## Required work
Lines that hold the word "document" should be located and copied.
**** Available data
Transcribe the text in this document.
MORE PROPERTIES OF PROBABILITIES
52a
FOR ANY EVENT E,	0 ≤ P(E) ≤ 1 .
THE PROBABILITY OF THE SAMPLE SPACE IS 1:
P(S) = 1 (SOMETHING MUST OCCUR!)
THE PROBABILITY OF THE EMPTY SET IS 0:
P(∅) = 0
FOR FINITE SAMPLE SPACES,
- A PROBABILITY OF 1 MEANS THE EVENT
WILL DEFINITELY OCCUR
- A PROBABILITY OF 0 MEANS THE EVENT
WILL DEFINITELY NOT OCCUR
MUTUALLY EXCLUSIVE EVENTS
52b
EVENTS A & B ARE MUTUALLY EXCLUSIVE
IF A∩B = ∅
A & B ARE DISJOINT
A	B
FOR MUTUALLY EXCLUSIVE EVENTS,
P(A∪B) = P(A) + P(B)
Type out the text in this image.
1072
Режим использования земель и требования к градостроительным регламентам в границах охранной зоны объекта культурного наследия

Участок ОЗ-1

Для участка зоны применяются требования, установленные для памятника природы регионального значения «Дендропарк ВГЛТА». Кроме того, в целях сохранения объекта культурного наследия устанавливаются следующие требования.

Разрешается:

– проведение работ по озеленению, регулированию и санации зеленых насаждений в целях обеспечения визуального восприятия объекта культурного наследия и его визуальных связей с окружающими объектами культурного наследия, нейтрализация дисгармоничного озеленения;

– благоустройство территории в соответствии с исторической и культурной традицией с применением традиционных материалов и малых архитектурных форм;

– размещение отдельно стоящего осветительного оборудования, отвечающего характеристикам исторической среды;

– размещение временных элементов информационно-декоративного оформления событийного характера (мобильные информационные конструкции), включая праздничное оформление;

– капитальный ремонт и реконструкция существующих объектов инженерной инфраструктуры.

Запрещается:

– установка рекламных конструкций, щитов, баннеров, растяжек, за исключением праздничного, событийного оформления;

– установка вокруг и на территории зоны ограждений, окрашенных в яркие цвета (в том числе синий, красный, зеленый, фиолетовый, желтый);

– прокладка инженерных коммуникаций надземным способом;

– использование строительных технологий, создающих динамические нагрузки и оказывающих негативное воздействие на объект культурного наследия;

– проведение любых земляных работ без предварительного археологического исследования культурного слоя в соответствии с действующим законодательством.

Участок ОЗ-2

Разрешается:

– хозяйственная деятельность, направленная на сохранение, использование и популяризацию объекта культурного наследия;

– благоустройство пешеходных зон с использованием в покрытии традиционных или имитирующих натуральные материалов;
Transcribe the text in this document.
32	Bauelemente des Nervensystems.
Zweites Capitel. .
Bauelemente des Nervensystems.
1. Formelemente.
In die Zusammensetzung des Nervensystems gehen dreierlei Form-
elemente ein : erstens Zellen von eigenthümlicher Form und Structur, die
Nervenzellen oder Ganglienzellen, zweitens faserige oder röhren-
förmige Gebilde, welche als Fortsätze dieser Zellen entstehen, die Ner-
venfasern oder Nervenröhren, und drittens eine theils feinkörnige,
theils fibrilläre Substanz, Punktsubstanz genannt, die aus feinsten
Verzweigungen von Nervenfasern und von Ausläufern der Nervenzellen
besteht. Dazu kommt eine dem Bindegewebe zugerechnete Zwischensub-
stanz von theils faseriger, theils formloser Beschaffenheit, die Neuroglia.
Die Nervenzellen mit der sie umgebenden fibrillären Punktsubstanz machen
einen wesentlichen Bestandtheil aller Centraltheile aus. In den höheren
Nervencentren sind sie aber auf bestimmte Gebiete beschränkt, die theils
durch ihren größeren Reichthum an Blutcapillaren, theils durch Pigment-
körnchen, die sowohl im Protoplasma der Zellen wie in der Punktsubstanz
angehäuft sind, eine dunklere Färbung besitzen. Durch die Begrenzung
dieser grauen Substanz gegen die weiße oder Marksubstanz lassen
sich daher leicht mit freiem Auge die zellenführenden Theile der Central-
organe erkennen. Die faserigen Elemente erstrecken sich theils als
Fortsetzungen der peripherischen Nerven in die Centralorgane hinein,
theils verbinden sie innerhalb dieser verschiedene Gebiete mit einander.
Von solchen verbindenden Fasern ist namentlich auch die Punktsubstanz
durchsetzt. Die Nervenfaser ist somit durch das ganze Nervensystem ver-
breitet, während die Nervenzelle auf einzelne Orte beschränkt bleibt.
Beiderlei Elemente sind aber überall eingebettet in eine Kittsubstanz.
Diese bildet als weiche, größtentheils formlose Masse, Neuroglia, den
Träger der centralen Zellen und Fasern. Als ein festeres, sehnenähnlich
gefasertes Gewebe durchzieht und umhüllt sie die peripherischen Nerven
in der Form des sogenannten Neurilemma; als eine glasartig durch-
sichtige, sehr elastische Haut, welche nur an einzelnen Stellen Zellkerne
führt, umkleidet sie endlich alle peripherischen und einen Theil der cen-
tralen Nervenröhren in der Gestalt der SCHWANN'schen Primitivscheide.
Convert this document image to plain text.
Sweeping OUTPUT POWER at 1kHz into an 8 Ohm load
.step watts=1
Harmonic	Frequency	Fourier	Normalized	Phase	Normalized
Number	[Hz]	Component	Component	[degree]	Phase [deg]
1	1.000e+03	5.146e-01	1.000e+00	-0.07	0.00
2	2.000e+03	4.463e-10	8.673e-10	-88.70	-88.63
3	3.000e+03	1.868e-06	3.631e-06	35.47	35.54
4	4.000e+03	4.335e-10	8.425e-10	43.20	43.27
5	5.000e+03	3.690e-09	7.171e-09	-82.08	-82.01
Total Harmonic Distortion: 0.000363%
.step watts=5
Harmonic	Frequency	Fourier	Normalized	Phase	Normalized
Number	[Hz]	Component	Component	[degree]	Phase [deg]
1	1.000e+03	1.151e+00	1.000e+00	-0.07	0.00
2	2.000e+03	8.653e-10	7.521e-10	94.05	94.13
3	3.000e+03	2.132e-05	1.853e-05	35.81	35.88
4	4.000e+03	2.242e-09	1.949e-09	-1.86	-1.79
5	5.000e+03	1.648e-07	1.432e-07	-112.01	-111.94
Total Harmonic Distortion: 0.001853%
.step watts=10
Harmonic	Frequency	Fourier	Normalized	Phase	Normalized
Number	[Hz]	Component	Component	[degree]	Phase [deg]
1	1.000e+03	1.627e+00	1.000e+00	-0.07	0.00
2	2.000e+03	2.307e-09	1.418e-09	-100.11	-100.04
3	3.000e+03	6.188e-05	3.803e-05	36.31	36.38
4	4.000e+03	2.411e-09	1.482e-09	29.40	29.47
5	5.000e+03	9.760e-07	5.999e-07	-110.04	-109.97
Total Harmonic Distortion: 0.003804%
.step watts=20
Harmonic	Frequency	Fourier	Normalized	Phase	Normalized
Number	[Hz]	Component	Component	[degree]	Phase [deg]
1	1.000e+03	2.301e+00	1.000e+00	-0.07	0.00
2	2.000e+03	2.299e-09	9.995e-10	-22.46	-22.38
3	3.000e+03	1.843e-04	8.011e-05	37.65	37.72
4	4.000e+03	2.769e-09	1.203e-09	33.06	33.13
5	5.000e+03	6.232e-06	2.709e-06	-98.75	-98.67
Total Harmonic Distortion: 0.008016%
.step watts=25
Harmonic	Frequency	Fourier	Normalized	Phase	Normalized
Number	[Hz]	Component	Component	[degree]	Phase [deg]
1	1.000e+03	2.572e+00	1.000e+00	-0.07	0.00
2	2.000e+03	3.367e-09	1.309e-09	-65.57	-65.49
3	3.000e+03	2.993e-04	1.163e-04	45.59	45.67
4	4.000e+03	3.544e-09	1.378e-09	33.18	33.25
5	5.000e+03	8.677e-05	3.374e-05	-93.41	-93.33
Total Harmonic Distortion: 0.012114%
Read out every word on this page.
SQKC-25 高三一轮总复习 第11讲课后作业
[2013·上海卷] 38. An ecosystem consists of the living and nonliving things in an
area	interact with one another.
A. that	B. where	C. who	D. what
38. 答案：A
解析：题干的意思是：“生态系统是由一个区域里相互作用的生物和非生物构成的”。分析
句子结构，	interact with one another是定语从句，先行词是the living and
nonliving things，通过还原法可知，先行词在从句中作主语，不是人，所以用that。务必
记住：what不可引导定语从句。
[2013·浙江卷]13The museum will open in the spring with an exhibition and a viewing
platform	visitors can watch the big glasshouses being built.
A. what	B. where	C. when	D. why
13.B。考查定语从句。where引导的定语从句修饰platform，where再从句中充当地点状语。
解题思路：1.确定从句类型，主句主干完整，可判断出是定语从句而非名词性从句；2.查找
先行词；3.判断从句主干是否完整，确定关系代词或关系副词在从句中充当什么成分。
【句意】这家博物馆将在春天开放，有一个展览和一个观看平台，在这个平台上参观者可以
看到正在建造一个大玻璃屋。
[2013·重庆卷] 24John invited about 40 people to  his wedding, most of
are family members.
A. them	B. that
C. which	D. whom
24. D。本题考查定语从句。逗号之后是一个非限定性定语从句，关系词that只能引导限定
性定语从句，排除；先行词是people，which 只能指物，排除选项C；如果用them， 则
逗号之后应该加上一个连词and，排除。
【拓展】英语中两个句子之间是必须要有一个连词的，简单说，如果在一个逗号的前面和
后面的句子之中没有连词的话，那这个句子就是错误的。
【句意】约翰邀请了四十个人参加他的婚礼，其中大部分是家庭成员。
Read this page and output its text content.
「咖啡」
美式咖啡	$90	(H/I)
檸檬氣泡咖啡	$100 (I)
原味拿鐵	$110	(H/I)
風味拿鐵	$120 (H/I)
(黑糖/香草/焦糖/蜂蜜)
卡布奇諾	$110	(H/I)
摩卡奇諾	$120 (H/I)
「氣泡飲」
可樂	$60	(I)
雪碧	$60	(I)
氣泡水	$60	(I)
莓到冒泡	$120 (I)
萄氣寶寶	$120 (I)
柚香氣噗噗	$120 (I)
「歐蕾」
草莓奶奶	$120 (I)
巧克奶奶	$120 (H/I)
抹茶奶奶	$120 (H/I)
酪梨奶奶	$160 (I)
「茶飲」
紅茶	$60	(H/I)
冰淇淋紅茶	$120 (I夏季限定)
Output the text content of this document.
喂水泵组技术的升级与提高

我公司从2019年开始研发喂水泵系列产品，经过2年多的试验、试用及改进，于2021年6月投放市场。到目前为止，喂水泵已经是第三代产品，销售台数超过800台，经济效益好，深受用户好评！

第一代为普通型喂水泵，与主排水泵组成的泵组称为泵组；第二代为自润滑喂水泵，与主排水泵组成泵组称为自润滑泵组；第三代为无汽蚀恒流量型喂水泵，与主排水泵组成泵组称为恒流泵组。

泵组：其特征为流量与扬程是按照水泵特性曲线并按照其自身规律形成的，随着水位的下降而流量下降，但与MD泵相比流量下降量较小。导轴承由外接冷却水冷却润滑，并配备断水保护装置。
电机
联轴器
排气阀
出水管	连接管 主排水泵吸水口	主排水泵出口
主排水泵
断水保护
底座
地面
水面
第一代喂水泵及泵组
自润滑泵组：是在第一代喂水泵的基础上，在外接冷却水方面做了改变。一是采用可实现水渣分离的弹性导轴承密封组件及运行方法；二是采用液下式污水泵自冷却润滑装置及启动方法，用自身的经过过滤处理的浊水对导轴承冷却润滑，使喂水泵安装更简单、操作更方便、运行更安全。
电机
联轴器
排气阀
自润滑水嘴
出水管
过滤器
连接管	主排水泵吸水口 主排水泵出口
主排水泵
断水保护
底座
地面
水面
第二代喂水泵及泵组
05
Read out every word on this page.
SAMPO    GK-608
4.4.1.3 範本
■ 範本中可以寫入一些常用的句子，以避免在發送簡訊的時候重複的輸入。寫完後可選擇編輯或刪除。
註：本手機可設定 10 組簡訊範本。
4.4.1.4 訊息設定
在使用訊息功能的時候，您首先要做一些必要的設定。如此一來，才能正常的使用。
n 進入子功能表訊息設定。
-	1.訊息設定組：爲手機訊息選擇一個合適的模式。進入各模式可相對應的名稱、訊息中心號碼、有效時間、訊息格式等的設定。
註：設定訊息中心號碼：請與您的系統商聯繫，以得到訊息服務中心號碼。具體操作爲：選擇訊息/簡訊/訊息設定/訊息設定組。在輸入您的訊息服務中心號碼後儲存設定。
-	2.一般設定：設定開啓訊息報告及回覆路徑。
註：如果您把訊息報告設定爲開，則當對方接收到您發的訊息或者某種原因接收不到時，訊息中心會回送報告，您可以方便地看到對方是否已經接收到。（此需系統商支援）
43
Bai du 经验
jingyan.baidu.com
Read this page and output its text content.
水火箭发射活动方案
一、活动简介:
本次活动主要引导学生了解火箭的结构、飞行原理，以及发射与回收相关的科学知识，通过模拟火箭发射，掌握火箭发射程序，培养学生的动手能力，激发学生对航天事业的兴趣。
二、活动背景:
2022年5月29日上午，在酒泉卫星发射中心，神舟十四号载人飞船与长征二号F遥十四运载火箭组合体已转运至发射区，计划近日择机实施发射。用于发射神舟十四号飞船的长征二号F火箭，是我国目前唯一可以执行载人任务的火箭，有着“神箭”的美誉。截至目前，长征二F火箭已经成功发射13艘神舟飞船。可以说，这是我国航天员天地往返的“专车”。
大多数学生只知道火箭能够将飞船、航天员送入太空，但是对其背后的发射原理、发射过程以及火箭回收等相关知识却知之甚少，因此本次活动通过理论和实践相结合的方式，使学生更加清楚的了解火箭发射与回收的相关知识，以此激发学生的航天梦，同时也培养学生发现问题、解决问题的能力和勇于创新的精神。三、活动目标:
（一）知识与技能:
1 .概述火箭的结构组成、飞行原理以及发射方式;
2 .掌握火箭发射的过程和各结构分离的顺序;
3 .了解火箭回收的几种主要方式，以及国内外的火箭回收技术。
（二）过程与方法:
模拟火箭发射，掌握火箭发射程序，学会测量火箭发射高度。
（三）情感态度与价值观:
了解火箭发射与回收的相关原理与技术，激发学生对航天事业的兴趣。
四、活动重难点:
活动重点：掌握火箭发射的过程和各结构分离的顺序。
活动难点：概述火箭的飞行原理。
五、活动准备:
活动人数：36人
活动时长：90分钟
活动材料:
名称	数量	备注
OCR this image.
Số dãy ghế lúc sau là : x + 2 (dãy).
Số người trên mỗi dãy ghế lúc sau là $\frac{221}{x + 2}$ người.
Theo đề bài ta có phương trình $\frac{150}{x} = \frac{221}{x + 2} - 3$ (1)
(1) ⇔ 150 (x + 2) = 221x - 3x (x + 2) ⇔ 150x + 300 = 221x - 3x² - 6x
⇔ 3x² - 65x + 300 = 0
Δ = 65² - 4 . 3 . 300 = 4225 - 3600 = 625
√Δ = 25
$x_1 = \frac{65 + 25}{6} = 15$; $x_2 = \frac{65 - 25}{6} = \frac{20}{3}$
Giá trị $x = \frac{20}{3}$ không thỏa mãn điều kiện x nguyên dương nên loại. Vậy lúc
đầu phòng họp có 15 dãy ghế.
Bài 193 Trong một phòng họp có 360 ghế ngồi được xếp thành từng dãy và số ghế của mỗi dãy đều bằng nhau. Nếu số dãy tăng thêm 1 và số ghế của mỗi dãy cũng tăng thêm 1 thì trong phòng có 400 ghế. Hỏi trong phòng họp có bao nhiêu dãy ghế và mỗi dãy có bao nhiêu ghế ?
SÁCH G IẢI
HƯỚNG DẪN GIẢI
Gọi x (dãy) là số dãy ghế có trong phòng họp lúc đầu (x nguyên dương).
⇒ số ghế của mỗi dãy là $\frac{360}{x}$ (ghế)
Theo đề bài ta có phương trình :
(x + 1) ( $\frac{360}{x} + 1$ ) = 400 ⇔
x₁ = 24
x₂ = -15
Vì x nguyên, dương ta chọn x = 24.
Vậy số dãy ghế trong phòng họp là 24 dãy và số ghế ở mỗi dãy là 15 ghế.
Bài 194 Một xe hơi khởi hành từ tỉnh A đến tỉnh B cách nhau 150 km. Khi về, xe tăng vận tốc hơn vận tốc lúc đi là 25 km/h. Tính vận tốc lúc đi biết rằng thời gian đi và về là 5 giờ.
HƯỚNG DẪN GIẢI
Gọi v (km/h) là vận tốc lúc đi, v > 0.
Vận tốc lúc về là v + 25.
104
********
## Expected output
Transcribe the text in this document.
Transcribe the text in this document.
Convert this document image to plain text.
Output the text content of this document.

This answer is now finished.